*MATERIAL FOR THE TASK:*
►
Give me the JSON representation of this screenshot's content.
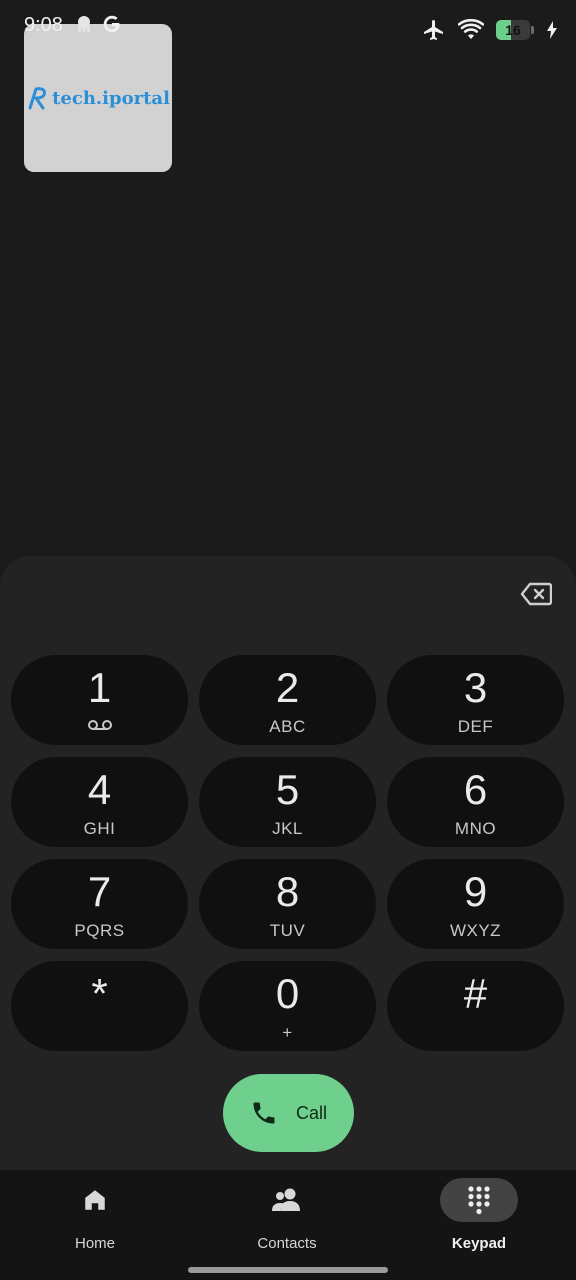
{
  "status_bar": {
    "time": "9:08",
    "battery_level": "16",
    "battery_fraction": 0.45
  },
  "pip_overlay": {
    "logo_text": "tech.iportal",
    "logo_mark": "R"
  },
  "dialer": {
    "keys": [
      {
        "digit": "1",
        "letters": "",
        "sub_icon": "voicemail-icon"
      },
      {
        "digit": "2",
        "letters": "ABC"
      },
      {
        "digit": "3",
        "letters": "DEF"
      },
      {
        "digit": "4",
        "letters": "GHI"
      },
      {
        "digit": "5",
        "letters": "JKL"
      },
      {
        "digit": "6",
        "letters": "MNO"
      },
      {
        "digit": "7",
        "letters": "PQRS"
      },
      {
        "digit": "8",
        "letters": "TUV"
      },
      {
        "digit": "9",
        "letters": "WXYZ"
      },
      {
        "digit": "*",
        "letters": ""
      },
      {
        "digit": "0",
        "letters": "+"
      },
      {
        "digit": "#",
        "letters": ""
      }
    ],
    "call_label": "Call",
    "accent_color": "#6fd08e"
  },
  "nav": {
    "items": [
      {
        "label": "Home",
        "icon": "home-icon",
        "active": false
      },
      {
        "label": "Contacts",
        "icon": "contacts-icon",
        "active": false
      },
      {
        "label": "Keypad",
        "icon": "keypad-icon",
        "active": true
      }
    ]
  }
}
◄
►
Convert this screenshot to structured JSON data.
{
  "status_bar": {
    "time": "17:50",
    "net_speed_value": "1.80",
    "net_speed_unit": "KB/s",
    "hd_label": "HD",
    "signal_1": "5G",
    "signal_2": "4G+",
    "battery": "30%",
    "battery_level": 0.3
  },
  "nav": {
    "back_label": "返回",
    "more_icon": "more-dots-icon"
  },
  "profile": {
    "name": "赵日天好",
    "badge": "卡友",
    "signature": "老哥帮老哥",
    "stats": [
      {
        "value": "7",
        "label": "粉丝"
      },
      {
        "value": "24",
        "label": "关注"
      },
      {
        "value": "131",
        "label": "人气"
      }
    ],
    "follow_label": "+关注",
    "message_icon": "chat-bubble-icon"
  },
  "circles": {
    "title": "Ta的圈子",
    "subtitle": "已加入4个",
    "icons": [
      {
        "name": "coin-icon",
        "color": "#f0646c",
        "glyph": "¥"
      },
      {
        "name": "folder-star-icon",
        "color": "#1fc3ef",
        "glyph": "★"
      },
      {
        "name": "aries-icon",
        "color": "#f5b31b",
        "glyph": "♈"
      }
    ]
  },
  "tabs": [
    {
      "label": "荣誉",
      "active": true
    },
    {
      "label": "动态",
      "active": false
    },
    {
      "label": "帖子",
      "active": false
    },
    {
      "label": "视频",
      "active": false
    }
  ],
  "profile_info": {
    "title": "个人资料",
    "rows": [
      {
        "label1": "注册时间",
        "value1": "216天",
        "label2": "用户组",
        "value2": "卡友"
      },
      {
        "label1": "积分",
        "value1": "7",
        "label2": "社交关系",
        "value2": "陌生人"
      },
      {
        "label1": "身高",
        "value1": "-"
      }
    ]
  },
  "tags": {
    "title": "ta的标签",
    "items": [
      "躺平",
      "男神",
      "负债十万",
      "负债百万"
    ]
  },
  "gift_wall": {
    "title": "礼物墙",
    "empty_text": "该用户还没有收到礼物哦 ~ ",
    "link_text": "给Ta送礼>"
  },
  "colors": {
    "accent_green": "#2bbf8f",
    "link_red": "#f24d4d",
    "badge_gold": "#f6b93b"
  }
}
◄
*AIM:*
Filter the listing above by the word "screenshot"; copy each line that passes.

*REPLY:*
Give me the JSON representation of this screenshot's content.
Convert this screenshot to structured JSON data.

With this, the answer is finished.